● **Required work**
The listing below is the input. Say how many of its lines contain "którym", giving the number alone.

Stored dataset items
==========
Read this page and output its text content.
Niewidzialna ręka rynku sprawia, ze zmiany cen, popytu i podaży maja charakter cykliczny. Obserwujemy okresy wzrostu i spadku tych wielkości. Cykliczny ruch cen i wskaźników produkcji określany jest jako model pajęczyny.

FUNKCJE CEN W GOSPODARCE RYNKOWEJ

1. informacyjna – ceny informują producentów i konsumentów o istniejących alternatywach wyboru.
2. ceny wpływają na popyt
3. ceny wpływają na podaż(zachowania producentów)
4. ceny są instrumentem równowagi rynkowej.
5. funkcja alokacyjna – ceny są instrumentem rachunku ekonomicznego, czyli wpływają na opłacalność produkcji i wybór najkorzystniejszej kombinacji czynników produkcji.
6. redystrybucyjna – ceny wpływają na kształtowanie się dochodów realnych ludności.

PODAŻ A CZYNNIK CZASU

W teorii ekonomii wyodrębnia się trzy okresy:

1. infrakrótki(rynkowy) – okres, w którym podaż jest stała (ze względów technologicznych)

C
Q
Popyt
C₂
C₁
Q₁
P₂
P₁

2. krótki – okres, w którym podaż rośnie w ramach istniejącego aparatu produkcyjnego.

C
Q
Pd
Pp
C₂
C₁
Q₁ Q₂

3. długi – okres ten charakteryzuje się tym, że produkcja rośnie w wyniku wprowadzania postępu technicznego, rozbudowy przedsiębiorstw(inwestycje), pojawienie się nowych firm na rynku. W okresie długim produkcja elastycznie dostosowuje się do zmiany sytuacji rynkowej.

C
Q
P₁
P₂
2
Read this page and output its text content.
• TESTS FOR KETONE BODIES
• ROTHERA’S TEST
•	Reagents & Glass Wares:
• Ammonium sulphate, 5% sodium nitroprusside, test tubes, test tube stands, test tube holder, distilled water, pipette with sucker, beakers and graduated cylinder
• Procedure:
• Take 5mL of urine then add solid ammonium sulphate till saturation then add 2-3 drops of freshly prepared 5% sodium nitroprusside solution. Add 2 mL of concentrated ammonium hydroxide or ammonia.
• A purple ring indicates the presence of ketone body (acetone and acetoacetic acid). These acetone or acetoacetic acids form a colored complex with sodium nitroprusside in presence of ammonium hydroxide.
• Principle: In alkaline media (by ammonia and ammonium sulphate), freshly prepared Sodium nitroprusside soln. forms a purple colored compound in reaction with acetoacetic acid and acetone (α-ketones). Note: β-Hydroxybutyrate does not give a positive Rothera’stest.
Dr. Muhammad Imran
==========
● **Exercise result**
2